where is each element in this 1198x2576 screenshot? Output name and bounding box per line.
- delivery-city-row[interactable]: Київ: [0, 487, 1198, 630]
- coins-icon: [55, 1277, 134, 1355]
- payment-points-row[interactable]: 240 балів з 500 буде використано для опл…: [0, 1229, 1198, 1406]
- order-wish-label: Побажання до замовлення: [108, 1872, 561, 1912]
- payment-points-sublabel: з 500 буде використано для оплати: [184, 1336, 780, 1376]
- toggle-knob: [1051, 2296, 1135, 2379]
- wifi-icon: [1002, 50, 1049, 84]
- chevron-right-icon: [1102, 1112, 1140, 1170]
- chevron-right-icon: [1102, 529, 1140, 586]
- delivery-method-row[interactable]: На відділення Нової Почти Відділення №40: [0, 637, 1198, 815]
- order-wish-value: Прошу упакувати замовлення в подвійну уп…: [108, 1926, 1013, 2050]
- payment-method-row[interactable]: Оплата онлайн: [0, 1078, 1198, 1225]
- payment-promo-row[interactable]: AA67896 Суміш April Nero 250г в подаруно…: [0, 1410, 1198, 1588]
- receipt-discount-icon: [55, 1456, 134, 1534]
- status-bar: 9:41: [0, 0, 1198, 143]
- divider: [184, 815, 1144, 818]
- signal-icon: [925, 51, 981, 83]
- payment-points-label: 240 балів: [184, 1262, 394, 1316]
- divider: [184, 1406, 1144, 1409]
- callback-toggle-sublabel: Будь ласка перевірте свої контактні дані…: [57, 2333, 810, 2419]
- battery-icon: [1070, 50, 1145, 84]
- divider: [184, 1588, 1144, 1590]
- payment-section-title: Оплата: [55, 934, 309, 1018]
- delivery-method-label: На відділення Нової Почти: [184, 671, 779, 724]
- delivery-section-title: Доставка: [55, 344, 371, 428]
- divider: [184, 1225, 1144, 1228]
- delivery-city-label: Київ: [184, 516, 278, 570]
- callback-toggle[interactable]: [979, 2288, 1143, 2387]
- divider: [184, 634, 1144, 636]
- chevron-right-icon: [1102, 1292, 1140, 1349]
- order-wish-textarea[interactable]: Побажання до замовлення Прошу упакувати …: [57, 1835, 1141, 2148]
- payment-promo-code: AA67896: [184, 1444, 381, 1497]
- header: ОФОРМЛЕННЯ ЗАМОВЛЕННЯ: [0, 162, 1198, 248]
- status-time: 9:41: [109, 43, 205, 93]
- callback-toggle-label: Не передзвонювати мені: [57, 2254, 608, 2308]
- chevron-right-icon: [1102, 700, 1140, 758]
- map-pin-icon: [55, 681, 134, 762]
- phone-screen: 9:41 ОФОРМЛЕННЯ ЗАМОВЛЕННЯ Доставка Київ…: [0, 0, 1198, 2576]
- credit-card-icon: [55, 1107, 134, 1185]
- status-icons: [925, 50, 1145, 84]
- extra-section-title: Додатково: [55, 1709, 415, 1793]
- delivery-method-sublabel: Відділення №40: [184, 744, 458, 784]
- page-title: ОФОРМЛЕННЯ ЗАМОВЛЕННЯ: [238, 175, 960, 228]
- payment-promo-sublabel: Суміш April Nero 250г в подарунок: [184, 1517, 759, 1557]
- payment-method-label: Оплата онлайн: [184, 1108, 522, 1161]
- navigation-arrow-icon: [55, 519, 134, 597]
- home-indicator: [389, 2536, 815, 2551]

**Do this:** Return every line of the entries from the very first line through the line containing "- signal-icon: [925, 51, 981, 83]", both included, copied without any change.

**Completed task:**
where is each element in this 1198x2576 screenshot? Output name and bounding box per line.
- delivery-city-row[interactable]: Київ: [0, 487, 1198, 630]
- coins-icon: [55, 1277, 134, 1355]
- payment-points-row[interactable]: 240 балів з 500 буде використано для опл…: [0, 1229, 1198, 1406]
- order-wish-label: Побажання до замовлення: [108, 1872, 561, 1912]
- payment-points-sublabel: з 500 буде використано для оплати: [184, 1336, 780, 1376]
- toggle-knob: [1051, 2296, 1135, 2379]
- wifi-icon: [1002, 50, 1049, 84]
- chevron-right-icon: [1102, 1112, 1140, 1170]
- chevron-right-icon: [1102, 529, 1140, 586]
- delivery-method-row[interactable]: На відділення Нової Почти Відділення №40: [0, 637, 1198, 815]
- order-wish-value: Прошу упакувати замовлення в подвійну уп…: [108, 1926, 1013, 2050]
- payment-method-row[interactable]: Оплата онлайн: [0, 1078, 1198, 1225]
- payment-promo-row[interactable]: AA67896 Суміш April Nero 250г в подаруно…: [0, 1410, 1198, 1588]
- receipt-discount-icon: [55, 1456, 134, 1534]
- status-bar: 9:41: [0, 0, 1198, 143]
- divider: [184, 815, 1144, 818]
- signal-icon: [925, 51, 981, 83]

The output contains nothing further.